▸ Source passage
It's been an eventful week for Josh Hawley. The 41-year-old United States senator from Missouri began the week as a rising Republican star. He was a leader in raising bogus objections to the 2020 election. It was part of the incitement of a riot. Shortly before the mob attacked the U.S. Capitol this week, Senator Hawley gave them a raised fist salute. Even after the attack on the Capitol left five people dead, Senator Hawley continued his spurious objections. That was on Wednesday.

On Thursday, Hawley's publisher dropped his book deal. In response, Hawley made a statement complaining of the left-wing woke mob - his words - with no apparent irony about the use of the word mob.

But it's hard to blame the woke mob for John Danforth. The esteemed senior Republican says supporting Hawley is, quote, "the worst mistake I've ever made." A donor who spent $2 million electing Hawley now says he's, quote, "a political opportunist willing to subvert the Constitution" - all of which raises the question of which way the Republican Party goes now.

Jonah Goldberg is editor-in-chief of The Dispatch and a regular guest on this program. Jonah, welcome back.

JONAH GOLDBERG: Always great to be here. Thank you, Steve.

INSKEEP: What did this week's events reveal about the Republican Party?

GOLDBERG: Revealed that you can't spend four years fueling populism and enabling a populist president with no regard for the norms and traditions of a democracy without paying a terrible price. And in almost cinematic fashion, this thing ended with flourish of a mob taking over one of the foremost symbols of democracy in the world. And I would hope that what the Republican Party takes away from this is that they have to stop the kind of pandering and fomenting of this stuff that Josh Hawley has clearly committed his entire political persona to. Josh Hawley - in a more morally ordered Republican Party, Josh Hawley would be at least censured by his peers if not expelled from the Senate.

INSKEEP: I find - and censure is something, by the way, that his $2 million donor has raised. And censure is something that only takes a simple majority of senators to do.

I find it interesting, though, the way that Hawley and some others have framed their objections to the election was essentially, there are these allegations of fraud; we need to give the people something. What does that say about the cycle here? You tell people lies. The people believe the lies. The people then demand action on the lies. And then even if maybe you weren't quite buying the lie yourself at the beginning, you have to pretend that you do.

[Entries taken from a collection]
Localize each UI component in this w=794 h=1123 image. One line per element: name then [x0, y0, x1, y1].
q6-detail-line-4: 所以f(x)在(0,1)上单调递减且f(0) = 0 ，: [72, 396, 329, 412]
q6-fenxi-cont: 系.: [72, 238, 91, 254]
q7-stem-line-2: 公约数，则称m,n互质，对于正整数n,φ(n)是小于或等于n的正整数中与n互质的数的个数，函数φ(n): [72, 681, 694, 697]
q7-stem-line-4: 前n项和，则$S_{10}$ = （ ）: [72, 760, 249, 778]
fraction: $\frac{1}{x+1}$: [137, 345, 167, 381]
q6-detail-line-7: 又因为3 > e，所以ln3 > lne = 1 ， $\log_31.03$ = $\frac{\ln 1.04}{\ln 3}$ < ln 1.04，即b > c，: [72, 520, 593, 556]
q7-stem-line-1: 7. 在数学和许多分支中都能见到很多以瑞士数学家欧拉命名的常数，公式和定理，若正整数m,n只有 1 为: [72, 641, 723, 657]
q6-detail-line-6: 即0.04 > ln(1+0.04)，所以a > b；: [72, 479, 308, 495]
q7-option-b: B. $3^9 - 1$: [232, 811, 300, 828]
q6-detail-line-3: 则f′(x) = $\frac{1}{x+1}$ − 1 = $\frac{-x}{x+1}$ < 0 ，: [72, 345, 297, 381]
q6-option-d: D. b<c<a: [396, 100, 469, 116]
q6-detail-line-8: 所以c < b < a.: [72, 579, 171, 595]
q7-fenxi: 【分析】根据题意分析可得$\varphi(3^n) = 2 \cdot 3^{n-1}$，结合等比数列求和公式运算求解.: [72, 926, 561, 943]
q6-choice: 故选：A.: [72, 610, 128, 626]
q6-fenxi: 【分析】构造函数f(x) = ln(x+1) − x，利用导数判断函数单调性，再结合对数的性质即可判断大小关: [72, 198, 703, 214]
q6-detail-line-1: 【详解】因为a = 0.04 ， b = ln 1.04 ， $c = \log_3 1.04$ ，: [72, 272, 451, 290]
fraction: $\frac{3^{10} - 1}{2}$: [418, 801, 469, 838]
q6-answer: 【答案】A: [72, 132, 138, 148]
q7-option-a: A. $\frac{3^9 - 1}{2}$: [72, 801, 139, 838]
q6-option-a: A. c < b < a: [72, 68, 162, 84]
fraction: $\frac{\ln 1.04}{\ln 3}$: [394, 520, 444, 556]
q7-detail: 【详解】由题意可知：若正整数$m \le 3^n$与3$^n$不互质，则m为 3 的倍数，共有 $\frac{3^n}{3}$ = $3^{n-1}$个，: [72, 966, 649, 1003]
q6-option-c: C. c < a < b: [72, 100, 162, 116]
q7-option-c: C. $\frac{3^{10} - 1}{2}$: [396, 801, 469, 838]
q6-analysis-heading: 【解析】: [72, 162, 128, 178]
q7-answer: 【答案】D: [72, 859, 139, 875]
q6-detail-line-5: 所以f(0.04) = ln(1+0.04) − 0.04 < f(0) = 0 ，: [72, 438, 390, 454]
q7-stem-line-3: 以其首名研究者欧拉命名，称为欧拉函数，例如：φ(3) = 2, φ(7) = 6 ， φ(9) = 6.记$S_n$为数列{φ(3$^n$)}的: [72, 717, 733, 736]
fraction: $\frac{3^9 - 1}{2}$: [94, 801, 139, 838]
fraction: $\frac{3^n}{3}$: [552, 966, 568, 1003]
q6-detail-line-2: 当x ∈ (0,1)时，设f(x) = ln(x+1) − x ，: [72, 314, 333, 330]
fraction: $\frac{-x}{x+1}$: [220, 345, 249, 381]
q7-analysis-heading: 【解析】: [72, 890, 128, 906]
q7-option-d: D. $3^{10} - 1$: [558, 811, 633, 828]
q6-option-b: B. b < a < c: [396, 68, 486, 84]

▸ Task list
(1) Reproduce the passage about Josh Hawley word for word, from "INSKEEP: I find" to "that you do.".
(2) Write out the records verbatim, from the start of the records through the line with "q6-answer: 【答案】A: [72, 132, 138, 148]", including that line.

▸ Answers to each task
(1)
INSKEEP: I find - and censure is something, by the way, that his $2 million donor has raised. And censure is something that only takes a simple majority of senators to do.

I find it interesting, though, the way that Hawley and some others have framed their objections to the election was essentially, there are these allegations of fraud; we need to give the people something. What does that say about the cycle here? You tell people lies. The people believe the lies. The people then demand action on the lies. And then even if maybe you weren't quite buying the lie yourself at the beginning, you have to pretend that you do.

(2)
Localize each UI component in this w=794 h=1123 image. One line per element: name then [x0, y0, x1, y1].
q6-detail-line-4: 所以f(x)在(0,1)上单调递减且f(0) = 0 ，: [72, 396, 329, 412]
q6-fenxi-cont: 系.: [72, 238, 91, 254]
q7-stem-line-2: 公约数，则称m,n互质，对于正整数n,φ(n)是小于或等于n的正整数中与n互质的数的个数，函数φ(n): [72, 681, 694, 697]
q7-stem-line-4: 前n项和，则$S_{10}$ = （ ）: [72, 760, 249, 778]
fraction: $\frac{1}{x+1}$: [137, 345, 167, 381]
q6-detail-line-7: 又因为3 > e，所以ln3 > lne = 1 ， $\log_31.03$ = $\frac{\ln 1.04}{\ln 3}$ < ln 1.04，即b > c，: [72, 520, 593, 556]
q7-stem-line-1: 7. 在数学和许多分支中都能见到很多以瑞士数学家欧拉命名的常数，公式和定理，若正整数m,n只有 1 为: [72, 641, 723, 657]
q6-detail-line-6: 即0.04 > ln(1+0.04)，所以a > b；: [72, 479, 308, 495]
q7-option-b: B. $3^9 - 1$: [232, 811, 300, 828]
q6-detail-line-3: 则f′(x) = $\frac{1}{x+1}$ − 1 = $\frac{-x}{x+1}$ < 0 ，: [72, 345, 297, 381]
q6-option-d: D. b<c<a: [396, 100, 469, 116]
q6-detail-line-8: 所以c < b < a.: [72, 579, 171, 595]
q7-fenxi: 【分析】根据题意分析可得$\varphi(3^n) = 2 \cdot 3^{n-1}$，结合等比数列求和公式运算求解.: [72, 926, 561, 943]
q6-choice: 故选：A.: [72, 610, 128, 626]
q6-fenxi: 【分析】构造函数f(x) = ln(x+1) − x，利用导数判断函数单调性，再结合对数的性质即可判断大小关: [72, 198, 703, 214]
q6-detail-line-1: 【详解】因为a = 0.04 ， b = ln 1.04 ， $c = \log_3 1.04$ ，: [72, 272, 451, 290]
fraction: $\frac{3^{10} - 1}{2}$: [418, 801, 469, 838]
q6-answer: 【答案】A: [72, 132, 138, 148]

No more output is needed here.